### THE PROBLEM
In the data below, find every line with the string "egynemű" and pull it out.

....................

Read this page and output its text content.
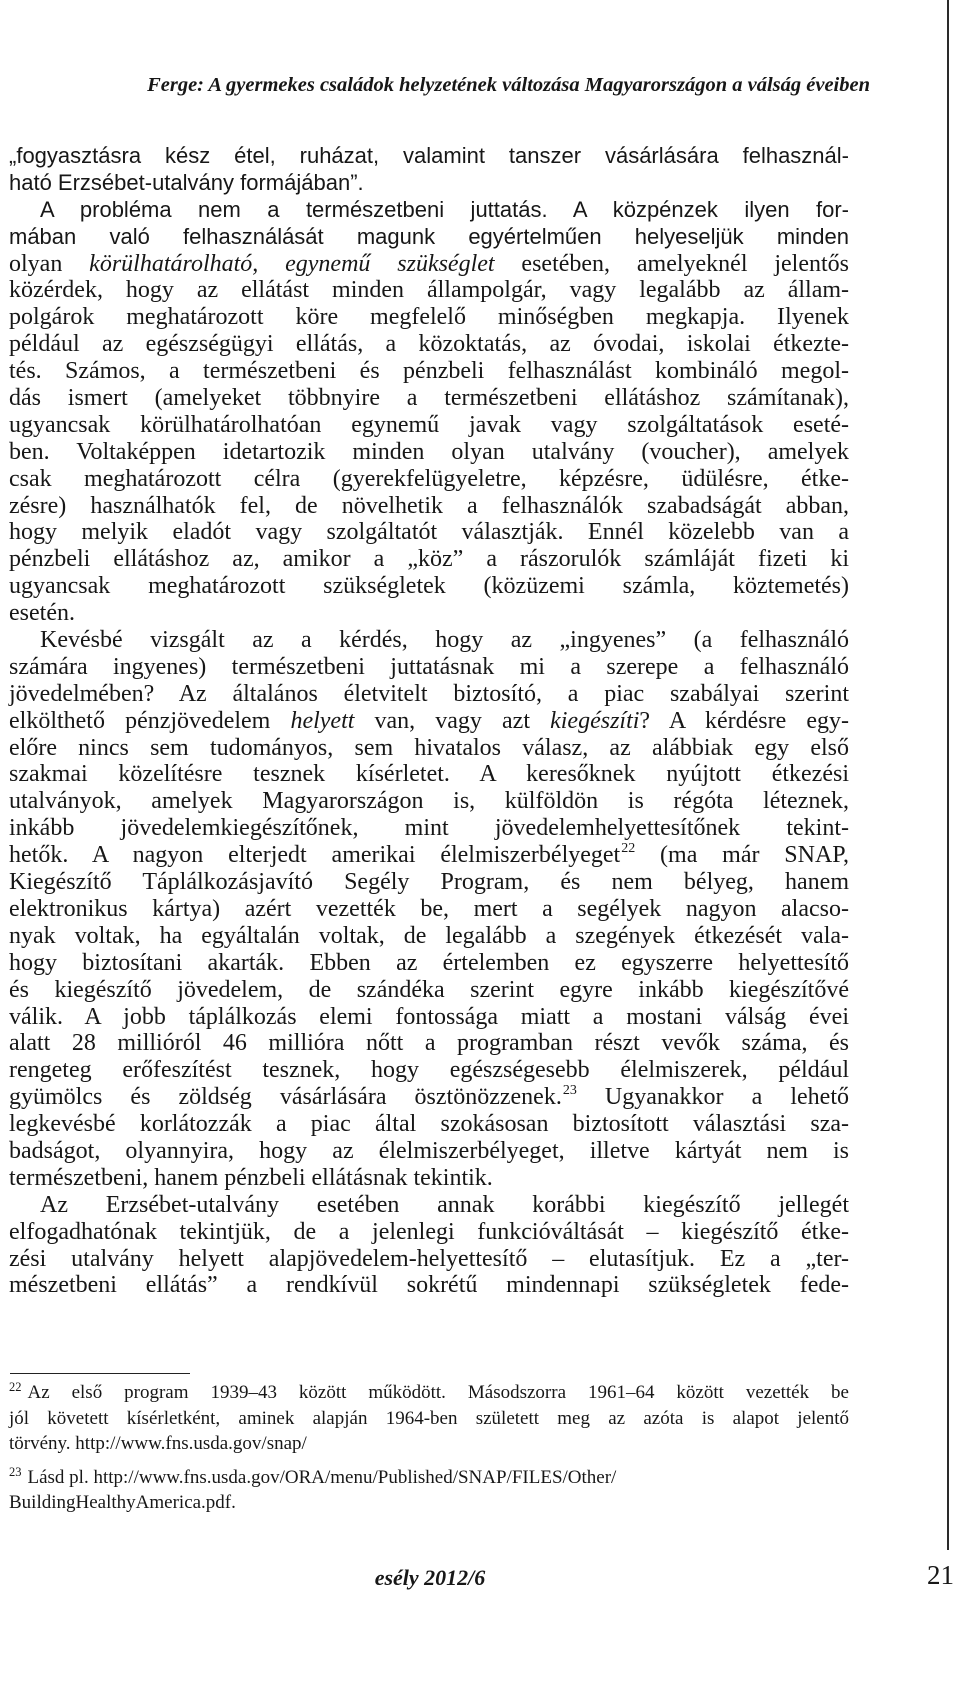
Ferge: A gyermekes családok helyzetének változása Magyarországon a válság éveiben
„fogyasztásra kész étel, ruházat, valamint tanszer vásárlására felhasznál-
ható Erzsébet-utalvány formájában”.
A probléma nem a természetbeni juttatás. A közpénzek ilyen for-
mában való felhasználását magunk egyértelműen helyeseljük minden
olyan körülhatárolható, egynemű szükséglet esetében, amelyeknél jelentős
közérdek, hogy az ellátást minden állampolgár, vagy legalább az állam-
polgárok meghatározott köre megfelelő minőségben megkapja. Ilyenek
például az egészségügyi ellátás, a közoktatás, az óvodai, iskolai étkezte-
tés. Számos, a természetbeni és pénzbeli felhasználást kombináló megol-
dás ismert (amelyeket többnyire a természetbeni ellátáshoz számítanak),
ugyancsak körülhatárolhatóan egynemű javak vagy szolgáltatások eseté-
ben. Voltaképpen idetartozik minden olyan utalvány (voucher), amelyek
csak meghatározott célra (gyerekfelügyeletre, képzésre, üdülésre, étke-
zésre) használhatók fel, de növelhetik a felhasználók szabadságát abban,
hogy melyik eladót vagy szolgáltatót választják. Ennél közelebb van a
pénzbeli ellátáshoz az, amikor a „köz” a rászorulók számláját fizeti ki
ugyancsak meghatározott szükségletek (közüzemi számla, köztemetés)
esetén.
Kevésbé vizsgált az a kérdés, hogy az „ingyenes” (a felhasználó
számára ingyenes) természetbeni juttatásnak mi a szerepe a felhasználó
jövedelmében? Az általános életvitelt biztosító, a piac szabályai szerint
elkölthető pénzjövedelem helyett van, vagy azt kiegészíti? A kérdésre egy-
előre nincs sem tudományos, sem hivatalos válasz, az alábbiak egy első
szakmai közelítésre tesznek kísérletet. A keresőknek nyújtott étkezési
utalványok, amelyek Magyarországon is, külföldön is régóta léteznek,
inkább jövedelemkiegészítőnek, mint jövedelemhelyettesítőnek tekint-
hetők. A nagyon elterjedt amerikai élelmiszerbélyeget$^{22}$ (ma már SNAP,
Kiegészítő Táplálkozásjavító Segély Program, és nem bélyeg, hanem
elektronikus kártya) azért vezették be, mert a segélyek nagyon alacso-
nyak voltak, ha egyáltalán voltak, de legalább a szegények étkezését vala-
hogy biztosítani akarták. Ebben az értelemben ez egyszerre helyettesítő
és kiegészítő jövedelem, de szándéka szerint egyre inkább kiegészítővé
válik. A jobb táplálkozás elemi fontossága miatt a mostani válság évei
alatt 28 millióról 46 millióra nőtt a programban részt vevők száma, és
rengeteg erőfeszítést tesznek, hogy egészségesebb élelmiszerek, például
gyümölcs és zöldség vásárlására ösztönözzenek.$^{23}$ Ugyanakkor a lehető
legkevésbé korlátozzák a piac által szokásosan biztosított választási sza-
badságot, olyannyira, hogy az élelmiszerbélyeget, illetve kártyát nem is
természetbeni, hanem pénzbeli ellátásnak tekintik.
Az Erzsébet-utalvány esetében annak korábbi kiegészítő jellegét
elfogadhatónak tekintjük, de a jelenlegi funkcióváltását – kiegészítő étke-
zési utalvány helyett alapjövedelem-helyettesítő – elutasítjuk. Ez a „ter-
mészetbeni ellátás” a rendkívül sokrétű mindennapi szükségletek fede-
$^{22}$ Az első program 1939–43 között működött. Másodszorra 1961–64 között vezették be
jól követett kísérletként, aminek alapján 1964-ben született meg az azóta is alapot jelentő
törvény. http://www.fns.usda.gov/snap/
$^{23}$ Lásd pl. http://www.fns.usda.gov/ORA/menu/Published/SNAP/FILES/Other/
BuildingHealthyAmerica.pdf.
esély 2012/6	21
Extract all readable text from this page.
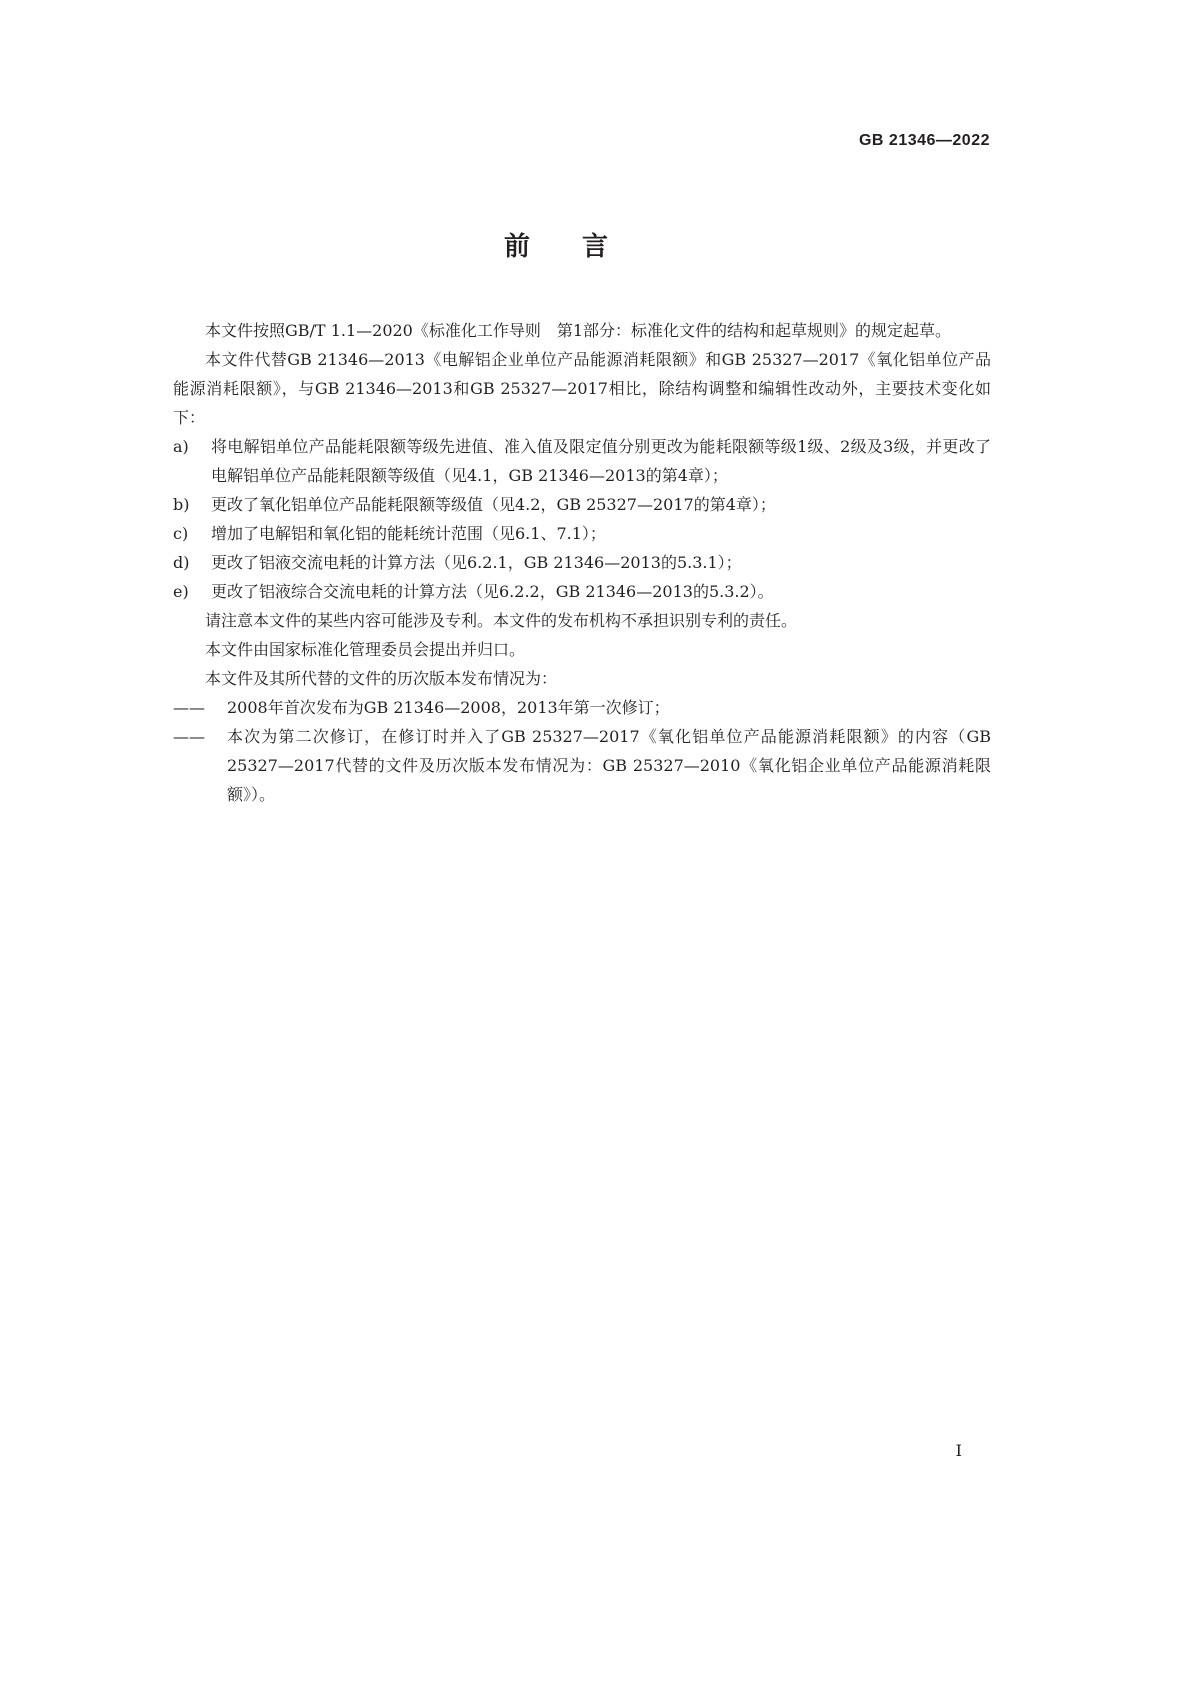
GB 21346—2022
前言

本文件按照GB/T 1.1—2020《标准化工作导则　第1部分：标准化文件的结构和起草规则》的规定起草。

本文件代替GB 21346—2013《电解铝企业单位产品能源消耗限额》和GB 25327—2017《氧化铝单位产品能源消耗限额》，与GB 21346—2013和GB 25327—2017相比，除结构调整和编辑性改动外，主要技术变化如下：

a) 将电解铝单位产品能耗限额等级先进值、准入值及限定值分别更改为能耗限额等级1级、2级及3级，并更改了电解铝单位产品能耗限额等级值（见4.1，GB 21346—2013的第4章）；

b) 更改了氧化铝单位产品能耗限额等级值（见4.2，GB 25327—2017的第4章）；

c) 增加了电解铝和氧化铝的能耗统计范围（见6.1、7.1）；

d) 更改了铝液交流电耗的计算方法（见6.2.1，GB 21346—2013的5.3.1）；

e) 更改了铝液综合交流电耗的计算方法（见6.2.2，GB 21346—2013的5.3.2）。

请注意本文件的某些内容可能涉及专利。本文件的发布机构不承担识别专利的责任。

本文件由国家标准化管理委员会提出并归口。

本文件及其所代替的文件的历次版本发布情况为：

—— 2008年首次发布为GB 21346—2008，2013年第一次修订；

—— 本次为第二次修订，在修订时并入了GB 25327—2017《氧化铝单位产品能源消耗限额》的内容（GB 25327—2017代替的文件及历次版本发布情况为：GB 25327—2010《氧化铝企业单位产品能源消耗限额》）。

I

....................

### RESULT OF THIS TASK
olyan körülhatárolható, egynemű szükséglet esetében, amelyeknél jelentős
ugyancsak körülhatárolhatóan egynemű javak vagy szolgáltatások eseté-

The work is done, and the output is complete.